■ EXTRACTED RECORDS
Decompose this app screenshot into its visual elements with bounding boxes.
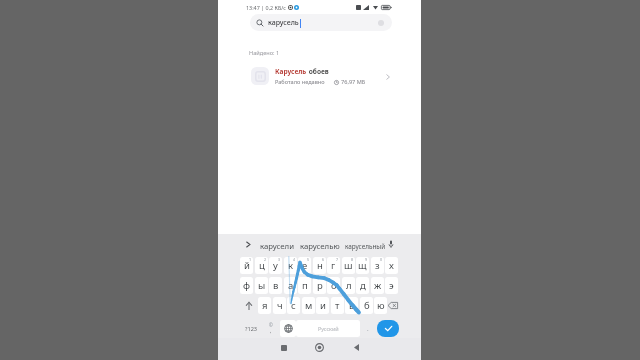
button[interactable]: карусели	[260, 240, 295, 252]
staticText: й	[244, 259, 250, 272]
button[interactable]: ш	[342, 257, 355, 274]
button[interactable]: карусель	[250, 14, 392, 31]
staticText: щ	[358, 259, 367, 272]
button[interactable]: Регистр	[240, 297, 257, 314]
button[interactable]: е	[298, 257, 311, 274]
staticText: ш	[344, 259, 353, 272]
staticText: е	[302, 259, 308, 272]
button[interactable]: р	[313, 277, 326, 294]
button[interactable]: з	[371, 257, 384, 274]
button[interactable]: г	[327, 257, 340, 274]
button[interactable]: л	[342, 277, 355, 294]
staticText: з	[375, 259, 380, 272]
button[interactable]: Сменить язык	[280, 320, 296, 337]
button[interactable]: и	[316, 297, 329, 314]
staticText: 0	[380, 257, 383, 262]
staticText: Карусель	[275, 67, 307, 76]
button[interactable]: в	[269, 277, 282, 294]
staticText: 1	[249, 257, 252, 262]
button[interactable]: н	[313, 257, 326, 274]
button[interactable]: ?123	[240, 320, 262, 337]
button[interactable]: ю	[374, 297, 387, 314]
button[interactable]: Удалить	[387, 297, 399, 314]
button[interactable]: Русский	[296, 320, 360, 337]
button[interactable]: карусельный	[345, 240, 386, 252]
staticText: т	[335, 299, 340, 312]
staticText: п	[302, 279, 308, 292]
button[interactable]: Назад	[350, 341, 363, 354]
staticText: м	[305, 299, 313, 312]
staticText: Работало недавно	[275, 78, 325, 86]
staticText: г	[331, 259, 336, 272]
button[interactable]: ц	[255, 257, 268, 274]
staticText: карусели	[260, 241, 295, 252]
staticText: и	[320, 299, 326, 312]
staticText: к	[288, 259, 294, 272]
staticText: ф	[243, 279, 251, 292]
button[interactable]: й	[240, 257, 253, 274]
button[interactable]: Очистить	[378, 20, 384, 26]
staticText: ю	[377, 299, 385, 312]
staticText: ы	[258, 279, 266, 292]
button[interactable]: Ещё варианты	[244, 240, 253, 249]
button[interactable]: т	[331, 297, 344, 314]
staticText: н	[317, 259, 323, 272]
staticText: д	[360, 279, 366, 292]
staticText: х	[389, 259, 394, 272]
button[interactable]: ч	[273, 297, 286, 314]
staticText: 5	[307, 257, 310, 262]
button[interactable]: п	[298, 277, 311, 294]
button[interactable]: х	[385, 257, 398, 274]
staticText: обоев	[307, 67, 329, 76]
staticText: 3	[278, 257, 281, 262]
staticText: а	[288, 279, 294, 292]
staticText: я	[262, 299, 268, 312]
button[interactable]: к	[284, 257, 297, 274]
staticText: ©	[269, 322, 273, 328]
staticText: 6	[322, 257, 325, 262]
button[interactable]: Карусель	[218, 62, 421, 90]
staticText: ,	[270, 328, 272, 335]
button[interactable]: каруселью	[300, 240, 340, 252]
staticText: ч	[277, 299, 283, 312]
staticText: у	[273, 259, 278, 272]
staticText: 8	[351, 257, 354, 262]
staticText: 76,97 МБ	[341, 78, 366, 86]
button[interactable]: м	[302, 297, 315, 314]
button[interactable]: Ввод	[377, 320, 399, 337]
staticText: 13:47 | 0,2 КБ/с	[246, 4, 286, 11]
button[interactable]: ь	[345, 297, 358, 314]
staticText: карусель	[268, 18, 299, 28]
button[interactable]: д	[356, 277, 369, 294]
staticText: о	[331, 279, 337, 292]
staticText: ?123	[245, 325, 258, 333]
button[interactable]: о	[327, 277, 340, 294]
staticText: в	[273, 279, 279, 292]
staticText: карусельный	[345, 242, 386, 251]
button[interactable]: б	[360, 297, 373, 314]
staticText: ж	[374, 279, 382, 292]
staticText: 9	[365, 257, 368, 262]
button[interactable]: ©	[263, 320, 278, 337]
button[interactable]: Главный экран	[313, 341, 326, 354]
staticText: р	[317, 279, 323, 292]
button[interactable]: а	[284, 277, 297, 294]
button[interactable]: я	[258, 297, 271, 314]
staticText: с	[291, 299, 296, 312]
staticText: Русский	[318, 325, 339, 332]
staticText: 7	[336, 257, 339, 262]
staticText: ь	[349, 299, 355, 312]
button[interactable]: с	[287, 297, 300, 314]
staticText: б	[364, 299, 370, 312]
staticText: э	[389, 279, 394, 292]
button[interactable]: у	[269, 257, 282, 274]
button[interactable]: щ	[356, 257, 369, 274]
button[interactable]: ы	[255, 277, 268, 294]
button[interactable]: э	[385, 277, 398, 294]
button[interactable]: Недавние приложения	[277, 341, 290, 354]
staticText: каруселью	[300, 241, 340, 252]
button[interactable]: ж	[371, 277, 384, 294]
button[interactable]: Голосовой ввод	[386, 240, 396, 248]
button[interactable]: ф	[240, 277, 253, 294]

■ TASK REQUIREMENTS
Return all of the items above line for line, unchanged, but leave out the pictures.

■ ANSWER FOR THE TASK
Decompose this app screenshot into its visual elements with bounding boxes.
button[interactable]: карусели	[260, 240, 295, 252]
staticText: й	[244, 259, 250, 272]
button[interactable]: ш	[342, 257, 355, 274]
button[interactable]: карусель	[250, 14, 392, 31]
staticText: щ	[358, 259, 367, 272]
button[interactable]: Регистр	[240, 297, 257, 314]
button[interactable]: е	[298, 257, 311, 274]
staticText: ш	[344, 259, 353, 272]
staticText: е	[302, 259, 308, 272]
button[interactable]: р	[313, 277, 326, 294]
button[interactable]: з	[371, 257, 384, 274]
button[interactable]: г	[327, 257, 340, 274]
button[interactable]: л	[342, 277, 355, 294]
staticText: з	[375, 259, 380, 272]
button[interactable]: Сменить язык	[280, 320, 296, 337]
button[interactable]: и	[316, 297, 329, 314]
staticText: 0	[380, 257, 383, 262]
staticText: Карусель	[275, 67, 307, 76]
button[interactable]: в	[269, 277, 282, 294]
staticText: 1	[249, 257, 252, 262]
button[interactable]: н	[313, 257, 326, 274]
button[interactable]: ?123	[240, 320, 262, 337]
button[interactable]: ю	[374, 297, 387, 314]
button[interactable]: Удалить	[387, 297, 399, 314]
button[interactable]: Русский	[296, 320, 360, 337]
button[interactable]: карусельный	[345, 240, 386, 252]
staticText: т	[335, 299, 340, 312]
staticText: п	[302, 279, 308, 292]
button[interactable]: Назад	[350, 341, 363, 354]
staticText: м	[305, 299, 313, 312]
staticText: Работало недавно	[275, 78, 325, 86]
staticText: г	[331, 259, 336, 272]
button[interactable]: ц	[255, 257, 268, 274]
staticText: карусели	[260, 241, 295, 252]
staticText: и	[320, 299, 326, 312]
staticText: к	[288, 259, 294, 272]
staticText: ф	[243, 279, 251, 292]
button[interactable]: й	[240, 257, 253, 274]
button[interactable]: Очистить	[378, 20, 384, 26]
staticText: ю	[377, 299, 385, 312]
staticText: ы	[258, 279, 266, 292]
button[interactable]: Ещё варианты	[244, 240, 253, 249]
button[interactable]: т	[331, 297, 344, 314]
staticText: н	[317, 259, 323, 272]
staticText: д	[360, 279, 366, 292]
staticText: х	[389, 259, 394, 272]
button[interactable]: ч	[273, 297, 286, 314]
staticText: 5	[307, 257, 310, 262]
button[interactable]: п	[298, 277, 311, 294]
button[interactable]: х	[385, 257, 398, 274]
staticText: обоев	[307, 67, 329, 76]
staticText: 3	[278, 257, 281, 262]
staticText: а	[288, 279, 294, 292]
staticText: я	[262, 299, 268, 312]
button[interactable]: к	[284, 257, 297, 274]
staticText: ©	[269, 322, 273, 328]
staticText: 6	[322, 257, 325, 262]
button[interactable]: Карусель	[218, 62, 421, 90]
staticText: ,	[270, 328, 272, 335]
button[interactable]: каруселью	[300, 240, 340, 252]
staticText: ч	[277, 299, 283, 312]
staticText: у	[273, 259, 278, 272]
staticText: 8	[351, 257, 354, 262]
staticText: 76,97 МБ	[341, 78, 366, 86]
button[interactable]: м	[302, 297, 315, 314]
button[interactable]: Ввод	[377, 320, 399, 337]
staticText: 13:47 | 0,2 КБ/с	[246, 4, 286, 11]
button[interactable]: ь	[345, 297, 358, 314]
staticText: карусель	[268, 18, 299, 28]
button[interactable]: д	[356, 277, 369, 294]
staticText: о	[331, 279, 337, 292]
staticText: ?123	[245, 325, 258, 333]
button[interactable]: о	[327, 277, 340, 294]
staticText: в	[273, 279, 279, 292]
staticText: карусельный	[345, 242, 386, 251]
button[interactable]: б	[360, 297, 373, 314]
staticText: ж	[374, 279, 382, 292]
staticText: 9	[365, 257, 368, 262]
button[interactable]: ©	[263, 320, 278, 337]
button[interactable]: Главный экран	[313, 341, 326, 354]
staticText: р	[317, 279, 323, 292]
button[interactable]: а	[284, 277, 297, 294]
button[interactable]: я	[258, 297, 271, 314]
staticText: с	[291, 299, 296, 312]
staticText: Русский	[318, 325, 339, 332]
staticText: 7	[336, 257, 339, 262]
staticText: ь	[349, 299, 355, 312]
button[interactable]: с	[287, 297, 300, 314]
staticText: б	[364, 299, 370, 312]
staticText: э	[389, 279, 394, 292]
button[interactable]: у	[269, 257, 282, 274]
button[interactable]: щ	[356, 257, 369, 274]
button[interactable]: ы	[255, 277, 268, 294]
button[interactable]: э	[385, 277, 398, 294]
button[interactable]: Недавние приложения	[277, 341, 290, 354]
staticText: каруселью	[300, 241, 340, 252]
button[interactable]: ж	[371, 277, 384, 294]
button[interactable]: Голосовой ввод	[386, 240, 396, 248]
button[interactable]: ф	[240, 277, 253, 294]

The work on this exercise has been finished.